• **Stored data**
-*-*-

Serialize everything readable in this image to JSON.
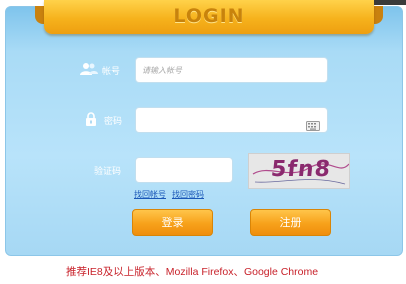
{
  "header": {
    "title": "LOGIN"
  },
  "form": {
    "account": {
      "label": "帐号",
      "placeholder": "请输入帐号"
    },
    "password": {
      "label": "密码",
      "placeholder": ""
    },
    "captcha": {
      "label": "验证码",
      "value": "",
      "image_text": "5fn8"
    }
  },
  "links": {
    "retrieve_account": "找回帐号",
    "retrieve_password": "找回密码"
  },
  "buttons": {
    "login": "登录",
    "register": "注册"
  },
  "footer": {
    "note": "推荐IE8及以上版本、Mozilla Firefox、Google Chrome"
  },
  "colors": {
    "banner": "#f6b21c",
    "panel": "#b8e3fa",
    "button": "#f7a11a",
    "footer_text": "#c8212a",
    "link": "#1b58b8"
  }
}
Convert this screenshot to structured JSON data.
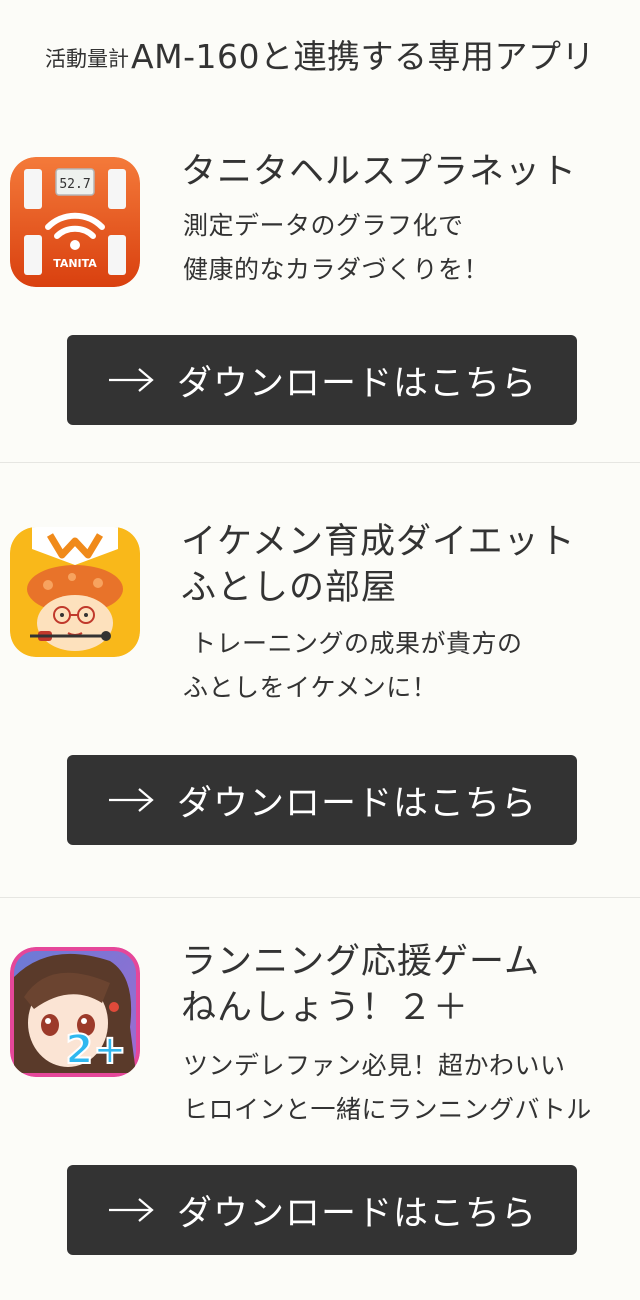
{
  "header": {
    "small": "活動量計",
    "big": "AM-160と連携する専用アプリ"
  },
  "apps": [
    {
      "title_lines": [
        "タニタヘルスプラネット"
      ],
      "desc_lines": [
        "測定データのグラフ化で",
        "健康的なカラダづくりを！"
      ],
      "icon": "tanita-scale-icon",
      "icon_text": {
        "display": "52.7",
        "brand": "TANITA"
      },
      "button_label": "ダウンロードはこちら"
    },
    {
      "title_lines": [
        "イケメン育成ダイエット",
        "ふとしの部屋"
      ],
      "desc_lines": [
        "トレーニングの成果が貴方の",
        "ふとしをイケメンに！"
      ],
      "icon": "futoshi-character-icon",
      "button_label": "ダウンロードはこちら"
    },
    {
      "title_lines": [
        "ランニング応援ゲーム",
        "ねんしょう！２＋"
      ],
      "desc_lines": [
        "ツンデレファン必見！超かわいい",
        "ヒロインと一緒にランニングバトル"
      ],
      "icon": "nensho-heroine-icon",
      "icon_text": {
        "badge": "2+"
      },
      "button_label": "ダウンロードはこちら"
    }
  ],
  "colors": {
    "background": "#fcfcf8",
    "button": "#333333",
    "tanita_orange": "#e8541c",
    "futoshi_yellow": "#f9b81a",
    "nensho_pink": "#e5479a"
  }
}
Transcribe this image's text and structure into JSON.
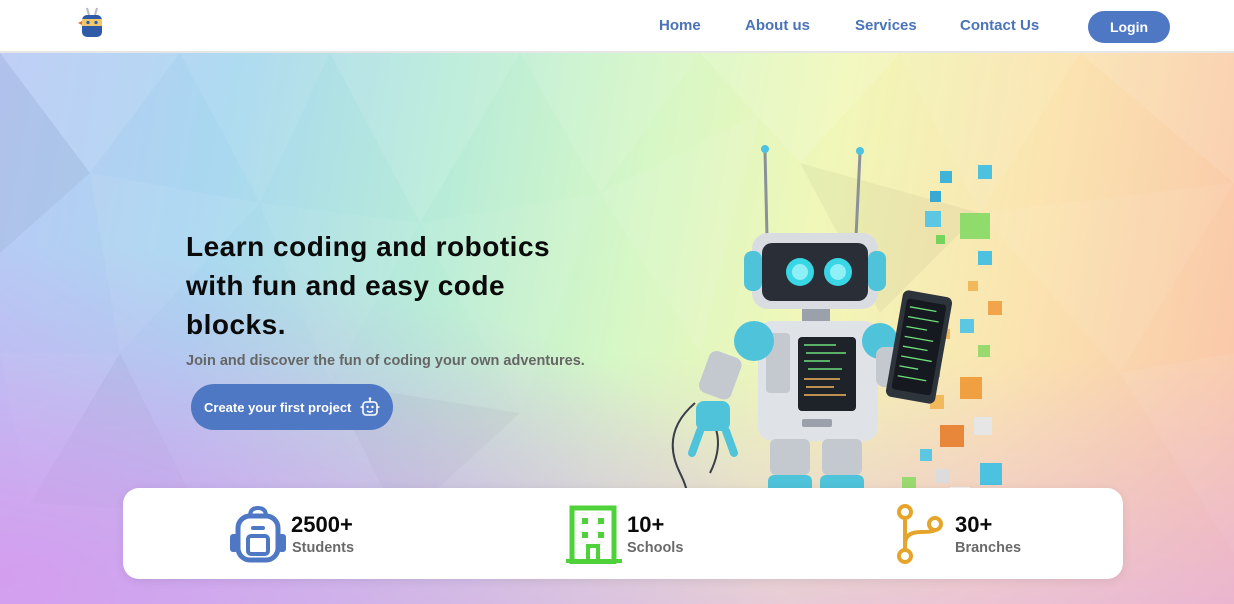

-*-*-

• **Exercise details**
Except for the pictures, reproduce every line exactly.

• **Response to this task**
Serialize everything readable in this image to JSON.
{
  "header": {
    "title": "LOGIN"
  },
  "form": {
    "account": {
      "label": "帐号",
      "placeholder": "请输入帐号"
    },
    "password": {
      "label": "密码",
      "placeholder": ""
    },
    "captcha": {
      "label": "验证码",
      "value": "",
      "image_text": "5fn8"
    }
  },
  "links": {
    "retrieve_account": "找回帐号",
    "retrieve_password": "找回密码"
  },
  "buttons": {
    "login": "登录",
    "register": "注册"
  },
  "footer": {
    "note": "推荐IE8及以上版本、Mozilla Firefox、Google Chrome"
  },
  "colors": {
    "banner": "#f6b21c",
    "panel": "#b8e3fa",
    "button": "#f7a11a",
    "footer_text": "#c8212a",
    "link": "#1b58b8"
  }
}
Convert this screenshot to structured JSON data.
{
  "header": {
    "small": "活動量計",
    "big": "AM-160と連携する専用アプリ"
  },
  "apps": [
    {
      "title_lines": [
        "タニタヘルスプラネット"
      ],
      "desc_lines": [
        "測定データのグラフ化で",
        "健康的なカラダづくりを！"
      ],
      "icon": "tanita-scale-icon",
      "icon_text": {
        "display": "52.7",
        "brand": "TANITA"
      },
      "button_label": "ダウンロードはこちら"
    },
    {
      "title_lines": [
        "イケメン育成ダイエット",
        "ふとしの部屋"
      ],
      "desc_lines": [
        "トレーニングの成果が貴方の",
        "ふとしをイケメンに！"
      ],
      "icon": "futoshi-character-icon",
      "button_label": "ダウンロードはこちら"
    },
    {
      "title_lines": [
        "ランニング応援ゲーム",
        "ねんしょう！２＋"
      ],
      "desc_lines": [
        "ツンデレファン必見！超かわいい",
        "ヒロインと一緒にランニングバトル"
      ],
      "icon": "nensho-heroine-icon",
      "icon_text": {
        "badge": "2+"
      },
      "button_label": "ダウンロードはこちら"
    }
  ],
  "colors": {
    "background": "#fcfcf8",
    "button": "#333333",
    "tanita_orange": "#e8541c",
    "futoshi_yellow": "#f9b81a",
    "nensho_pink": "#e5479a"
  }
}
Transcribe this image's text and structure into JSON.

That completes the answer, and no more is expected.